-- START DATA SECTION --
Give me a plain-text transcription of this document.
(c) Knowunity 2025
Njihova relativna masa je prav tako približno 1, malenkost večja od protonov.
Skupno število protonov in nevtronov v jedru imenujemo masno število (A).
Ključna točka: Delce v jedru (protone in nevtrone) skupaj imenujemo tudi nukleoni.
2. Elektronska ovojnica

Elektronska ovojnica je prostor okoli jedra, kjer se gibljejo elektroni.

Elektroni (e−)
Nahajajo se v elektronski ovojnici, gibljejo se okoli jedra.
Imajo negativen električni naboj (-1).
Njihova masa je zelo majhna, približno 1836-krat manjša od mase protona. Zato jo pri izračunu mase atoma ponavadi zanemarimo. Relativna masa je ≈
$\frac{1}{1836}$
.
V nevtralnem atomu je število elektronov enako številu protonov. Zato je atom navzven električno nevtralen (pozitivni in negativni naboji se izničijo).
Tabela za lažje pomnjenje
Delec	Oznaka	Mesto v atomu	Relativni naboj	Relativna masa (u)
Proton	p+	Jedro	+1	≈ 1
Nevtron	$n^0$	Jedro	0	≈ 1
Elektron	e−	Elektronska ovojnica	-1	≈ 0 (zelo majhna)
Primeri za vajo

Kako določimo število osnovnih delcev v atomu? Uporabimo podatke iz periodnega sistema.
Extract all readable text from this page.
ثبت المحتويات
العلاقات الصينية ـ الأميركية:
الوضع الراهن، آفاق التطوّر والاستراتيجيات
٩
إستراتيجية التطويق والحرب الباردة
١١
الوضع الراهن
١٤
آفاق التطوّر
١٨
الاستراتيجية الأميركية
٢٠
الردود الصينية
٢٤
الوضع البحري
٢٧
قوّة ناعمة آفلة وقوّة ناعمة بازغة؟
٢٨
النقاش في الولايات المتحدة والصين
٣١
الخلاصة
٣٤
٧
-- END DATA SECTION --
EXERCISE OBJECTIVE:
Find every line in the records that contains the word "الراهن"; copy those lines.

EXERCISE RESULT:
الوضع الراهن، آفاق التطوّر والاستراتيجيات
الوضع الراهن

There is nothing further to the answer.